§ **What you should do**:
In the entries that follow, how many lines contain "γLVP"? Answer with the number only.

►

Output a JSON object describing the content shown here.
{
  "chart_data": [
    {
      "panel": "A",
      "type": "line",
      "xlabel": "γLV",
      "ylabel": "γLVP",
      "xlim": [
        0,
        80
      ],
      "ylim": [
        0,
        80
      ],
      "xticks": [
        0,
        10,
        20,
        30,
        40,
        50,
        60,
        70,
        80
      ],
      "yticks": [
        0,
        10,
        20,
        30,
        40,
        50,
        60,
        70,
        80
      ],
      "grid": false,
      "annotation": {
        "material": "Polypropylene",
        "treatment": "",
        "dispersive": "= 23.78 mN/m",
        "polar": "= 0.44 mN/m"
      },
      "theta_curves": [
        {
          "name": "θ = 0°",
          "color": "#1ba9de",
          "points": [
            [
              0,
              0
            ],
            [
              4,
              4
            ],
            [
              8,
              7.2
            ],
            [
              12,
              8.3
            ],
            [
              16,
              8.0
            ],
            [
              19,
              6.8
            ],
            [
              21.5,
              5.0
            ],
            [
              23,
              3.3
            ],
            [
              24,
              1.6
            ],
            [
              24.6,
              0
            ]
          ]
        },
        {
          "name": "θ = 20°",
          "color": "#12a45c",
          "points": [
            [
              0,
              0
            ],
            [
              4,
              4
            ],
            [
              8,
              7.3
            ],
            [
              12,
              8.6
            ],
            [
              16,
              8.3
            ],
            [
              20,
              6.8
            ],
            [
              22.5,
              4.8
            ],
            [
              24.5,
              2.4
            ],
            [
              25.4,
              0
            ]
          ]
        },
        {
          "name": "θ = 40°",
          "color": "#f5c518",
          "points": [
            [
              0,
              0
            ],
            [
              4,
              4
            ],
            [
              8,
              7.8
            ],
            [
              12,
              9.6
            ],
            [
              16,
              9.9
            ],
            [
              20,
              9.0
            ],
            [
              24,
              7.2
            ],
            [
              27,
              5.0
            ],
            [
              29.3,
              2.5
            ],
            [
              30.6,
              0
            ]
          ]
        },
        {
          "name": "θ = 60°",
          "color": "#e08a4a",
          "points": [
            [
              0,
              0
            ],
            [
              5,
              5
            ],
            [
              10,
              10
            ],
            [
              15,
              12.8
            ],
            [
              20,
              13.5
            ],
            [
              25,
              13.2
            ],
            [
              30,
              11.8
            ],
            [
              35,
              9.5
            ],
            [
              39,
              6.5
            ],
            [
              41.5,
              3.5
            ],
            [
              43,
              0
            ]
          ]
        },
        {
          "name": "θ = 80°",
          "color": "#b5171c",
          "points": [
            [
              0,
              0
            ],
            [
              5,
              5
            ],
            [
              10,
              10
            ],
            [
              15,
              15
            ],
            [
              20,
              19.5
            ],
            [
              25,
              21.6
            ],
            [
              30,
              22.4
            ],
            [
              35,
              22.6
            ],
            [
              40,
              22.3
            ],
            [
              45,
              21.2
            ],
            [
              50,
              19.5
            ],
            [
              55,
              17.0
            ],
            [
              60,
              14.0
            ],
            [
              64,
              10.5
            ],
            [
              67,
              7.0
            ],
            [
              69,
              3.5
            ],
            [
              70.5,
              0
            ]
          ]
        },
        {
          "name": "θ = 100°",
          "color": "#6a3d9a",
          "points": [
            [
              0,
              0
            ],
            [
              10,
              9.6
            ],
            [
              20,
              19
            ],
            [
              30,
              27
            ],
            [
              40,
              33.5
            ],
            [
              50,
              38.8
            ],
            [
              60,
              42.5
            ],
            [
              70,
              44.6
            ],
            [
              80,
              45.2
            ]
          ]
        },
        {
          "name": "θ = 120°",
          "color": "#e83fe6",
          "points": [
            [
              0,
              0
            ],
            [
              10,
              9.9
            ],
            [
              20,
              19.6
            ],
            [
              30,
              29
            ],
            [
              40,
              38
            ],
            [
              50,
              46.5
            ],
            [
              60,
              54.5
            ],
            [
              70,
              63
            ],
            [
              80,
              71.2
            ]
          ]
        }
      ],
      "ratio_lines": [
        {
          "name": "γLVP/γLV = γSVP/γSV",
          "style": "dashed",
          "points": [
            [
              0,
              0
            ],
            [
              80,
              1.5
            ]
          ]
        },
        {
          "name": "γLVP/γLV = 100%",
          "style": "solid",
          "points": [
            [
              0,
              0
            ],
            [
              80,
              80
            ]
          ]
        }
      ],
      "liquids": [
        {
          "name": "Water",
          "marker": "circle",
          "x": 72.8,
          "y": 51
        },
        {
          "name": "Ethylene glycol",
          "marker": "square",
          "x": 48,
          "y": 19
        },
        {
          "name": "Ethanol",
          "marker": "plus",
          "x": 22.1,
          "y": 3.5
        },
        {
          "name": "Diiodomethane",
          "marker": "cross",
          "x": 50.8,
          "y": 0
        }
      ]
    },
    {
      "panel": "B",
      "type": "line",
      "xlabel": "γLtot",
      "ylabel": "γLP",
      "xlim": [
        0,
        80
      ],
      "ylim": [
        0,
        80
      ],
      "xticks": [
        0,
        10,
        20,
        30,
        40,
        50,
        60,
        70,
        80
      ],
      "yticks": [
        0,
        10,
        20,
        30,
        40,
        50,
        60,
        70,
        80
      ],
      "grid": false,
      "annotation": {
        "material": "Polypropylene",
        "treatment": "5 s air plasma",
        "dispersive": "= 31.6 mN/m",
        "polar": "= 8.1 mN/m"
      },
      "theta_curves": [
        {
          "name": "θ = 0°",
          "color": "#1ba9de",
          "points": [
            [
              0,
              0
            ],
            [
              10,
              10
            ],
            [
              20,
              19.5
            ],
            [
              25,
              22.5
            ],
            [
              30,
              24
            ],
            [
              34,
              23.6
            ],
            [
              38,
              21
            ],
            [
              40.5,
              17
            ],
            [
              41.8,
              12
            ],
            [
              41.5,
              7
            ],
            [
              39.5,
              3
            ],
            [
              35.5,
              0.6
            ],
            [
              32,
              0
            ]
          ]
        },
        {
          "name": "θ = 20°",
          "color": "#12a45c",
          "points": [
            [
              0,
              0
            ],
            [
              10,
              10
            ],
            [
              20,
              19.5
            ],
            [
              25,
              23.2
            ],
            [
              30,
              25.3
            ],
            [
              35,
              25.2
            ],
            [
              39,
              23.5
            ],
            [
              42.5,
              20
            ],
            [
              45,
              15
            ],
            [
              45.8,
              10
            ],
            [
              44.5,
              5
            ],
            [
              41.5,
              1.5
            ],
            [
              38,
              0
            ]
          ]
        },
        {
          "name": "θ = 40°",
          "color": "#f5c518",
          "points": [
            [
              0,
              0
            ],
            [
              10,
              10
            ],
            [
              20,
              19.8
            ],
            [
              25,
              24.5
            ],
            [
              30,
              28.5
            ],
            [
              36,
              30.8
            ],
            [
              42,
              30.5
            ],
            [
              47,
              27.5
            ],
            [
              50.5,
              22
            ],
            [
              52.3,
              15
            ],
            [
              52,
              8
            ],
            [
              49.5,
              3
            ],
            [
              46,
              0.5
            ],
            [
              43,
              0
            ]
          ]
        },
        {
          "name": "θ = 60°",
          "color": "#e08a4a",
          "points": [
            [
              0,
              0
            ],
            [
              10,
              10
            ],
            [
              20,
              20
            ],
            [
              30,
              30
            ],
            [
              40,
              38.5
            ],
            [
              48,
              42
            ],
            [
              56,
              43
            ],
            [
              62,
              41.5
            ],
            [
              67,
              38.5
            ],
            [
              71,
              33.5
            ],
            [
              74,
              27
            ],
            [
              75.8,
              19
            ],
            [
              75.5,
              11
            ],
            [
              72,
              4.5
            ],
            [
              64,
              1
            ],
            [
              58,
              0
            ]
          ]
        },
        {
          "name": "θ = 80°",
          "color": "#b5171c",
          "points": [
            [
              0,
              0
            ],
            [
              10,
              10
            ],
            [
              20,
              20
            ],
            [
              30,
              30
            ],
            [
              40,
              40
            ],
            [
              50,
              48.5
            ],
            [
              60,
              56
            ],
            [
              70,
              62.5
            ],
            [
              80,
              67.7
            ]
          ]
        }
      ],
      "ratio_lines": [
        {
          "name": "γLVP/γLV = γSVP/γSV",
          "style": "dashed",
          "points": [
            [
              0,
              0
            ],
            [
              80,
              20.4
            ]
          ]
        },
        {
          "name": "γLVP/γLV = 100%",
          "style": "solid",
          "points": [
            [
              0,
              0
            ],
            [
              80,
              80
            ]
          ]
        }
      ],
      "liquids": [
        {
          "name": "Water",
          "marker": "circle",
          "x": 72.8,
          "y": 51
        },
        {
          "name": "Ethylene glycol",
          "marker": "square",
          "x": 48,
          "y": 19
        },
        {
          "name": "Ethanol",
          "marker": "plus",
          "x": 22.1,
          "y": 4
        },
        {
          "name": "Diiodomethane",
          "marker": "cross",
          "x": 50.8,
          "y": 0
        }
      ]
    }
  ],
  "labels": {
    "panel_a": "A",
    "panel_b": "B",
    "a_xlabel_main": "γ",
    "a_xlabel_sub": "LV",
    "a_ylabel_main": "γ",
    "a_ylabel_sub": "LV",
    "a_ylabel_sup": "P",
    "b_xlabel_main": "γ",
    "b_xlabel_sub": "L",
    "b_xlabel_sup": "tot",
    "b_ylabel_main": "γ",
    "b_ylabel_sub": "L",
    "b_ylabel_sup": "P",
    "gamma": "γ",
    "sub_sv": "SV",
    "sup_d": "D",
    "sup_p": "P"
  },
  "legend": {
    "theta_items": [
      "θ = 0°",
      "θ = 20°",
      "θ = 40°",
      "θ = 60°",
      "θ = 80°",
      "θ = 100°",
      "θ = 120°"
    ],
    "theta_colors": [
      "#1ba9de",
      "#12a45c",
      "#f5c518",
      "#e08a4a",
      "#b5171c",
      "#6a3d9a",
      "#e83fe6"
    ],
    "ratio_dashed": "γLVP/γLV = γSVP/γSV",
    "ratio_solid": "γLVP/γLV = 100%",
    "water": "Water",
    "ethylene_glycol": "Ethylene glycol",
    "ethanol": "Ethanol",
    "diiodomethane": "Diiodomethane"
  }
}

◄

§ **Written solution**:
7